Data entries
= = = = =
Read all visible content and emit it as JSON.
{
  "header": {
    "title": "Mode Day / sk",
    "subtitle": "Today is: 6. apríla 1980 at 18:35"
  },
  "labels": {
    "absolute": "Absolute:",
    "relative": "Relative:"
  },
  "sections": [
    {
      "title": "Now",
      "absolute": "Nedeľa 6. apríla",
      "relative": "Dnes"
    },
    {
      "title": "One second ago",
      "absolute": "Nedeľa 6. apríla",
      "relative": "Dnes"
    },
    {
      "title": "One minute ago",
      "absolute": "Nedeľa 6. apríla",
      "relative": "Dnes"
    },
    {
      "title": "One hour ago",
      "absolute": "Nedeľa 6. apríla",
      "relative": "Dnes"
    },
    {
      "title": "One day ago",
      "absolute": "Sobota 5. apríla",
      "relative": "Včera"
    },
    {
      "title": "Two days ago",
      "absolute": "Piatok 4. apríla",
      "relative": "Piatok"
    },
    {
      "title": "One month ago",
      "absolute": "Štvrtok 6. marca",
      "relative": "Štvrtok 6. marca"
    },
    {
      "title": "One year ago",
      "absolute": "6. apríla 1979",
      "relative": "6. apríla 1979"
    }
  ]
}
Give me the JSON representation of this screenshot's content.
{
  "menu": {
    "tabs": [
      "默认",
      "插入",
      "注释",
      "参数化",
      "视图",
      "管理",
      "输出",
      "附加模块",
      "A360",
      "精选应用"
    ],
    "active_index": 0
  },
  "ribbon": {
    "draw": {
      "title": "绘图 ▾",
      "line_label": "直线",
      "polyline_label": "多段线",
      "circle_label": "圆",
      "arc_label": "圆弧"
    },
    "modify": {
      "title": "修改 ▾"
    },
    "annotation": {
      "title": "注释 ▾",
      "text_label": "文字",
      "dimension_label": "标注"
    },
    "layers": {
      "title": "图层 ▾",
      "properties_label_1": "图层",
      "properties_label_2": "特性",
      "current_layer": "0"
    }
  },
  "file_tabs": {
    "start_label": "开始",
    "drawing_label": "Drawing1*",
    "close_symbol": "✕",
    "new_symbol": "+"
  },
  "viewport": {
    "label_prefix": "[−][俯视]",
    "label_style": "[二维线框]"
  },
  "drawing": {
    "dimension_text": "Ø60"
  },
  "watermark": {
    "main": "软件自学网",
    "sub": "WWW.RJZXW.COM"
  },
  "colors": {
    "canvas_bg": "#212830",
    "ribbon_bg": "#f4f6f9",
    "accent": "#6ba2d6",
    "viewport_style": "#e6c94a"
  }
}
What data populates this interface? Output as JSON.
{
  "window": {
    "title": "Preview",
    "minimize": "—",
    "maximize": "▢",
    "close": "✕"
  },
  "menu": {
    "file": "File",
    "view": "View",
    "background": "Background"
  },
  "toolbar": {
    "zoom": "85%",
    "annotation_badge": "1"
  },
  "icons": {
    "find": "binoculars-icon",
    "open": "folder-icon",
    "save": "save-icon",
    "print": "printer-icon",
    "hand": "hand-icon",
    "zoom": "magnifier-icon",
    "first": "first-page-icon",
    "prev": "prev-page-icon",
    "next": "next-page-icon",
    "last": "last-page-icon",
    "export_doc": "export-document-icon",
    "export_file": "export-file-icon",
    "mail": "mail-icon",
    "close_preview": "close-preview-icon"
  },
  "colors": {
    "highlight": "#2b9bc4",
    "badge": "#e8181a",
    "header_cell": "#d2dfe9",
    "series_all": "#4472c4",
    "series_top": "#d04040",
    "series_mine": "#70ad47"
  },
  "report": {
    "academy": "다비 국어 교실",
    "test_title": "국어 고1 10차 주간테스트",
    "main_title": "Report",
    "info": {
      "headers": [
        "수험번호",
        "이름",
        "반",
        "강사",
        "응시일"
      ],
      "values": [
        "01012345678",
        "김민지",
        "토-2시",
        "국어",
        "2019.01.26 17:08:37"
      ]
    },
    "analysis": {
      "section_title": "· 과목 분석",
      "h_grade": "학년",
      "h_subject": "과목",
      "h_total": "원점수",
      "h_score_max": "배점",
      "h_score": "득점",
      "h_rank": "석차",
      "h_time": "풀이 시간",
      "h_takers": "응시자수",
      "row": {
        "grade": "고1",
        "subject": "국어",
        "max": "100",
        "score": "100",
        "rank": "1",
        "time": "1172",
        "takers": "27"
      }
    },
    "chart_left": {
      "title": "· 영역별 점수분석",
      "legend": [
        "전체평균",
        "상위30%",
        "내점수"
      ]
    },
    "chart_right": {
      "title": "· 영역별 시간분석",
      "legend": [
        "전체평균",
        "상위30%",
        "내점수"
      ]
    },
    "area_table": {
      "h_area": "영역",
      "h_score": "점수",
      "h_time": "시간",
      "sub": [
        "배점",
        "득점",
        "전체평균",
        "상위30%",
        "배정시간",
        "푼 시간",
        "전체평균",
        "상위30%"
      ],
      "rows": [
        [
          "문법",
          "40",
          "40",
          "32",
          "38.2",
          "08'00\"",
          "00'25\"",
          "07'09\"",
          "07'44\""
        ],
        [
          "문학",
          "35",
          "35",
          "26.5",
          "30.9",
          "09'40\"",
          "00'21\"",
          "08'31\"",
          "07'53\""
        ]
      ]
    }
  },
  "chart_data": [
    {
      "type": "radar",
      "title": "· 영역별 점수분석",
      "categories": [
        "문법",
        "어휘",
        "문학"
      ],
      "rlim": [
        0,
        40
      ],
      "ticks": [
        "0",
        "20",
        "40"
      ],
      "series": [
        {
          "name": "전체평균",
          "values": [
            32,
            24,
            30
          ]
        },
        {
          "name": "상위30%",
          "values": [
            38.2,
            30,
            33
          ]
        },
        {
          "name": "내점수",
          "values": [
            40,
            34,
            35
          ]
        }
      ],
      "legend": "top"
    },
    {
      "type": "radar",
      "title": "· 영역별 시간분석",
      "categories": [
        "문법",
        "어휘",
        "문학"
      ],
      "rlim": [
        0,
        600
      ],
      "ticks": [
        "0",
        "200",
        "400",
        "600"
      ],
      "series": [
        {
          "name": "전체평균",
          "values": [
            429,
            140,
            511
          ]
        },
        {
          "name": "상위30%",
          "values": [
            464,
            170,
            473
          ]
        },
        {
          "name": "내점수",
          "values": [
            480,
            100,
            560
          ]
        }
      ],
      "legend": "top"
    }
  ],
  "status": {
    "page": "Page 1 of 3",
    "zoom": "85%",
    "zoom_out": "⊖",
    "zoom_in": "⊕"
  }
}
= = = = =
- **Instruction**
Write down the full listing again, exactly.

- **Solved problem**
Read all visible content and emit it as JSON.
{
  "header": {
    "title": "Mode Day / sk",
    "subtitle": "Today is: 6. apríla 1980 at 18:35"
  },
  "labels": {
    "absolute": "Absolute:",
    "relative": "Relative:"
  },
  "sections": [
    {
      "title": "Now",
      "absolute": "Nedeľa 6. apríla",
      "relative": "Dnes"
    },
    {
      "title": "One second ago",
      "absolute": "Nedeľa 6. apríla",
      "relative": "Dnes"
    },
    {
      "title": "One minute ago",
      "absolute": "Nedeľa 6. apríla",
      "relative": "Dnes"
    },
    {
      "title": "One hour ago",
      "absolute": "Nedeľa 6. apríla",
      "relative": "Dnes"
    },
    {
      "title": "One day ago",
      "absolute": "Sobota 5. apríla",
      "relative": "Včera"
    },
    {
      "title": "Two days ago",
      "absolute": "Piatok 4. apríla",
      "relative": "Piatok"
    },
    {
      "title": "One month ago",
      "absolute": "Štvrtok 6. marca",
      "relative": "Štvrtok 6. marca"
    },
    {
      "title": "One year ago",
      "absolute": "6. apríla 1979",
      "relative": "6. apríla 1979"
    }
  ]
}
Give me the JSON representation of this screenshot's content.
{
  "menu": {
    "tabs": [
      "默认",
      "插入",
      "注释",
      "参数化",
      "视图",
      "管理",
      "输出",
      "附加模块",
      "A360",
      "精选应用"
    ],
    "active_index": 0
  },
  "ribbon": {
    "draw": {
      "title": "绘图 ▾",
      "line_label": "直线",
      "polyline_label": "多段线",
      "circle_label": "圆",
      "arc_label": "圆弧"
    },
    "modify": {
      "title": "修改 ▾"
    },
    "annotation": {
      "title": "注释 ▾",
      "text_label": "文字",
      "dimension_label": "标注"
    },
    "layers": {
      "title": "图层 ▾",
      "properties_label_1": "图层",
      "properties_label_2": "特性",
      "current_layer": "0"
    }
  },
  "file_tabs": {
    "start_label": "开始",
    "drawing_label": "Drawing1*",
    "close_symbol": "✕",
    "new_symbol": "+"
  },
  "viewport": {
    "label_prefix": "[−][俯视]",
    "label_style": "[二维线框]"
  },
  "drawing": {
    "dimension_text": "Ø60"
  },
  "watermark": {
    "main": "软件自学网",
    "sub": "WWW.RJZXW.COM"
  },
  "colors": {
    "canvas_bg": "#212830",
    "ribbon_bg": "#f4f6f9",
    "accent": "#6ba2d6",
    "viewport_style": "#e6c94a"
  }
}
What data populates this interface? Output as JSON.
{
  "window": {
    "title": "Preview",
    "minimize": "—",
    "maximize": "▢",
    "close": "✕"
  },
  "menu": {
    "file": "File",
    "view": "View",
    "background": "Background"
  },
  "toolbar": {
    "zoom": "85%",
    "annotation_badge": "1"
  },
  "icons": {
    "find": "binoculars-icon",
    "open": "folder-icon",
    "save": "save-icon",
    "print": "printer-icon",
    "hand": "hand-icon",
    "zoom": "magnifier-icon",
    "first": "first-page-icon",
    "prev": "prev-page-icon",
    "next": "next-page-icon",
    "last": "last-page-icon",
    "export_doc": "export-document-icon",
    "export_file": "export-file-icon",
    "mail": "mail-icon",
    "close_preview": "close-preview-icon"
  },
  "colors": {
    "highlight": "#2b9bc4",
    "badge": "#e8181a",
    "header_cell": "#d2dfe9",
    "series_all": "#4472c4",
    "series_top": "#d04040",
    "series_mine": "#70ad47"
  },
  "report": {
    "academy": "다비 국어 교실",
    "test_title": "국어 고1 10차 주간테스트",
    "main_title": "Report",
    "info": {
      "headers": [
        "수험번호",
        "이름",
        "반",
        "강사",
        "응시일"
      ],
      "values": [
        "01012345678",
        "김민지",
        "토-2시",
        "국어",
        "2019.01.26 17:08:37"
      ]
    },
    "analysis": {
      "section_title": "· 과목 분석",
      "h_grade": "학년",
      "h_subject": "과목",
      "h_total": "원점수",
      "h_score_max": "배점",
      "h_score": "득점",
      "h_rank": "석차",
      "h_time": "풀이 시간",
      "h_takers": "응시자수",
      "row": {
        "grade": "고1",
        "subject": "국어",
        "max": "100",
        "score": "100",
        "rank": "1",
        "time": "1172",
        "takers": "27"
      }
    },
    "chart_left": {
      "title": "· 영역별 점수분석",
      "legend": [
        "전체평균",
        "상위30%",
        "내점수"
      ]
    },
    "chart_right": {
      "title": "· 영역별 시간분석",
      "legend": [
        "전체평균",
        "상위30%",
        "내점수"
      ]
    },
    "area_table": {
      "h_area": "영역",
      "h_score": "점수",
      "h_time": "시간",
      "sub": [
        "배점",
        "득점",
        "전체평균",
        "상위30%",
        "배정시간",
        "푼 시간",
        "전체평균",
        "상위30%"
      ],
      "rows": [
        [
          "문법",
          "40",
          "40",
          "32",
          "38.2",
          "08'00\"",
          "00'25\"",
          "07'09\"",
          "07'44\""
        ],
        [
          "문학",
          "35",
          "35",
          "26.5",
          "30.9",
          "09'40\"",
          "00'21\"",
          "08'31\"",
          "07'53\""
        ]
      ]
    }
  },
  "chart_data": [
    {
      "type": "radar",
      "title": "· 영역별 점수분석",
      "categories": [
        "문법",
        "어휘",
        "문학"
      ],
      "rlim": [
        0,
        40
      ],
      "ticks": [
        "0",
        "20",
        "40"
      ],
      "series": [
        {
          "name": "전체평균",
          "values": [
            32,
            24,
            30
          ]
        },
        {
          "name": "상위30%",
          "values": [
            38.2,
            30,
            33
          ]
        },
        {
          "name": "내점수",
          "values": [
            40,
            34,
            35
          ]
        }
      ],
      "legend": "top"
    },
    {
      "type": "radar",
      "title": "· 영역별 시간분석",
      "categories": [
        "문법",
        "어휘",
        "문학"
      ],
      "rlim": [
        0,
        600
      ],
      "ticks": [
        "0",
        "200",
        "400",
        "600"
      ],
      "series": [
        {
          "name": "전체평균",
          "values": [
            429,
            140,
            511
          ]
        },
        {
          "name": "상위30%",
          "values": [
            464,
            170,
            473
          ]
        },
        {
          "name": "내점수",
          "values": [
            480,
            100,
            560
          ]
        }
      ],
      "legend": "top"
    }
  ],
  "status": {
    "page": "Page 1 of 3",
    "zoom": "85%",
    "zoom_out": "⊖",
    "zoom_in": "⊕"
  }
}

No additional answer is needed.